# Tasks and exercises
(a) Decide whether each statement below agrees with the recovery mechanism text. Answer yes or no for each, and quote the deciding words of the text. (i) A Parker SoC based platform includes two identical MB1 images. (ii) On a Xavier SoC based platform, MB1 lies outside the boot chain. (iii) Both boot chains can be active at the same time.
(b) Carry on the recovery mechanism text, starting after its final sentence.

──────── Provided passage ────────

NVIDIA Tegra
NVIDIA DRIVE OS 5.1 Linux

Developer Guide
5.1.0.2 Release


 
Recovery Mechanism
 
Introduction to Boot-Chain
Boot Chain in Parker SoC based platform
Boot Chain in Xavier SoC base platform
Overview of Chaining Approach
Advantages of Chaining Approach
Side Effect of Chaining Approach
Components not in Boot-Chain
Recovery Flow Implementation Details
Parker SoC based Platform
Xavier SoC based platform
There are many bootloaders involved in boot such as MB1, MB2, QB, PL, and OSL.. Each of them loads several firmware components, such as boot images, partition images and other firmware. On rare occassions, bootloaders may fail to load any of these components due to the following reasons:
Image is corrupt
For every firmware component, hash validation or signature authentication is performed. If validation or authentication fails, the system declares that the image is corrupt.
Device read failure
Over the lifetime of the system, device read can fail due to any hardware issue and return an error.
These failures result in boot process failure. This topic describes a recovery mechanism that Tegra system will take when such failure occurs.
Introduction to Boot-Chain
Tegra system maintains a redundant copy of all firmware components that are loaded during system boot process. Redundant components could be identical to the primary ones. However, for a smooth recovery mechanism, the followings should be considered:
Some of the firmware components have dependencies on each other.
BPMP FW and kernel are dependent on each other. If BPMP FW version and kernel version are not functionally compatible, system may work abnormally.
Firmware updating process may fail before completion.
Power outages can happen. Due to power outage during firmware update, BPMP FW can be updated with the latest version, but kernel could retain the outdated version. This could result in a malfunctioning system.
As a result, redundant copies are another set of all firmware components that are functionally compatible with each other. This set of firmware components is called Boot Chain. All primary firmware components are in one boot chain and all redundant firmware components are in another boot chain.
Recovery mechanism maintains two boot chains:
Boot Chain A
Boot Chain B
At any given time, only one of the boot chains are active. Throughout this document, the active chain will be called Active Boot Chain, and the other bootchainwill be called Inactive Boot Chain.
Boot Chain in Parker SoC based platform
MB1 is the root of boot chain, that is, MB1 is the first bootloader utilizing boot chain.
System includes two identical MB1 image. However, since BootROM has no concept of boot chain, MB1 image does not belong to any boot chain. This poses a limitation that MB1 should always remain compatible with both of boot chain firmware.
Boot Chain in Xavier SoC base platform
BootROM is the root of boot chian, i.e, MB1 is part of the boot chain.
BootROM will select initial active boot chain based on the configuration in BR BCT.
Overview of Chaining Approach
During normal operation, all the bootloaders will load firmware components in active boot chain. If system cannot continue to boot this chain, it will reset to boot the other boot chain.
Root of boot chain selects an initial Active Boot Chain.

──────── Collected material ────────

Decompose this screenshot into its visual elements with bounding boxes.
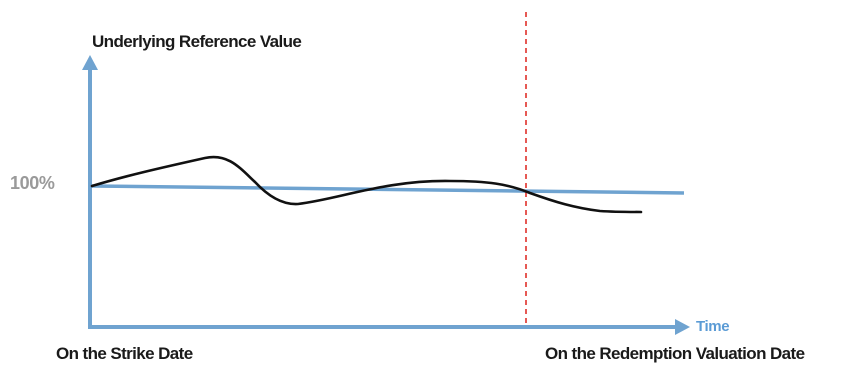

────────

# Responses to the exercise
(a)
(i) Yes: "System includes two identical MB1 image."
(ii) No: "BootROM is the root of boot chian, i.e, MB1 is part of the boot chain."
(iii) No: "At any given time, only one of the boot chains are active."

(b)
For Parker SoC based platform, MB1 is the root of boot chain.
For Xavier SoC based platform, BootROM is the root of boot chain.
Every bootloader must load firmware components from Active Boot Chain.
Bootloaders are BootROM, MB1, MB2, Quickboot, and Hypervisor (Partition Loader and OS Loader).
If a bootloader fails to load a firmware component, system switches Active Boot Chain and Inactive Boot Chain and reset.
Advantages of Chaining Approach
Chaining approach handles the case of partial update, so the system is always bootable.
Each chain can be updated independently (except for ratchet update case).
For Parker Soc based platforms, recovery images cannot be updated without updating Primary images.
Issue of incompatibility between firmware components never occurs.
Side Effect of Chaining Approach
Only two corrupted firmware components could cause an unusable system. For example, if BPMP FW in Active Boot Chain is corrupted and kernel image in Inactive Boot Chain is corrupted, system is unable to boot any of the boot chains and will never boot.
Components not in Boot-Chain
Some of the firmware components are not included in any boot chain due to the nature of the components or BootROM limitation. For those components, multiple copies exist in the system. Bootloader will find a valid one among multiple copies.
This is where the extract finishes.